(Exercise details):
Look through the lines below and extract each one that contains "desc".
### Dataset excerpts ###
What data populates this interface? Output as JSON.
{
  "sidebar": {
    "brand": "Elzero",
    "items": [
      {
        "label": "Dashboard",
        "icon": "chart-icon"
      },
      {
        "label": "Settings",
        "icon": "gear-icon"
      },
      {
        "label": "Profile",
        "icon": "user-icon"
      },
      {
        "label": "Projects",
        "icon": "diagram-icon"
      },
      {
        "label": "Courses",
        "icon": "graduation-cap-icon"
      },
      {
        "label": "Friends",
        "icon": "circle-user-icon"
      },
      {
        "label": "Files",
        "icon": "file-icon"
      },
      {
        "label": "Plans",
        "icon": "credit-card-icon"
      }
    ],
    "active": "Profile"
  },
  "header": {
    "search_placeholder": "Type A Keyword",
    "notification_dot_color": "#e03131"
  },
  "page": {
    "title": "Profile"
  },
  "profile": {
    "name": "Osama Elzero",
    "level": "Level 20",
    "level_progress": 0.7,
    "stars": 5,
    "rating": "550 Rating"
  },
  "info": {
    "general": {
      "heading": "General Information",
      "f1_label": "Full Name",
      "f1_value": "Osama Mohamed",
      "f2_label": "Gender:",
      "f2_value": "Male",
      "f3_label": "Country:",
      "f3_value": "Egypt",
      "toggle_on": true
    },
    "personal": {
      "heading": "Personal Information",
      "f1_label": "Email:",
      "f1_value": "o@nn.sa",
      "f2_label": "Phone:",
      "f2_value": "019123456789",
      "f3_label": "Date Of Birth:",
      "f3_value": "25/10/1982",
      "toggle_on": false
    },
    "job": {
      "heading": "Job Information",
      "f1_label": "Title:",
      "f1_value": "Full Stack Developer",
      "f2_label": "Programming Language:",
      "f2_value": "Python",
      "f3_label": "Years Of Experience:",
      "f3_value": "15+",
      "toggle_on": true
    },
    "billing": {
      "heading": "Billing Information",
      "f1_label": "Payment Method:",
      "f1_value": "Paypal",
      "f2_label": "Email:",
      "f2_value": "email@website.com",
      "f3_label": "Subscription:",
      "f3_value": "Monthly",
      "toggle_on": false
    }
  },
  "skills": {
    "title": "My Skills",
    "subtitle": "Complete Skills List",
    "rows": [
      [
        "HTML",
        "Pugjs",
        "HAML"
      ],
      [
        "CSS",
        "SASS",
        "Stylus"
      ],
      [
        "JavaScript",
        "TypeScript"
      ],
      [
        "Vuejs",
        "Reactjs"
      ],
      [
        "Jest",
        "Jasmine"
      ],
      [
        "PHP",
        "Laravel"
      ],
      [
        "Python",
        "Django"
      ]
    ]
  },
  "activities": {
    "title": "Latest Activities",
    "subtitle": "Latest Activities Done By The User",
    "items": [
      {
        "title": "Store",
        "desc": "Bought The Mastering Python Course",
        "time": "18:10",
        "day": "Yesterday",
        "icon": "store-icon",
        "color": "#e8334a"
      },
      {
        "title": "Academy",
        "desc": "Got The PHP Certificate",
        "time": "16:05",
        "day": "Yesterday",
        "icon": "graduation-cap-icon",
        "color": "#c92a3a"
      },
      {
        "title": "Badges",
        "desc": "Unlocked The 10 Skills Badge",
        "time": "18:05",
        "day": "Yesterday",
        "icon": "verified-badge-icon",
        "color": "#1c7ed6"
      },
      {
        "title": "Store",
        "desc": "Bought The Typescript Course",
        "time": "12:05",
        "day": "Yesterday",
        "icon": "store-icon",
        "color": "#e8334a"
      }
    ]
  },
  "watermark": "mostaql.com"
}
###
(Solution to this task):
        "desc": "Bought The Mastering Python Course",
        "desc": "Got The PHP Certificate",
        "desc": "Unlocked The 10 Skills Badge",
        "desc": "Bought The Typescript Course",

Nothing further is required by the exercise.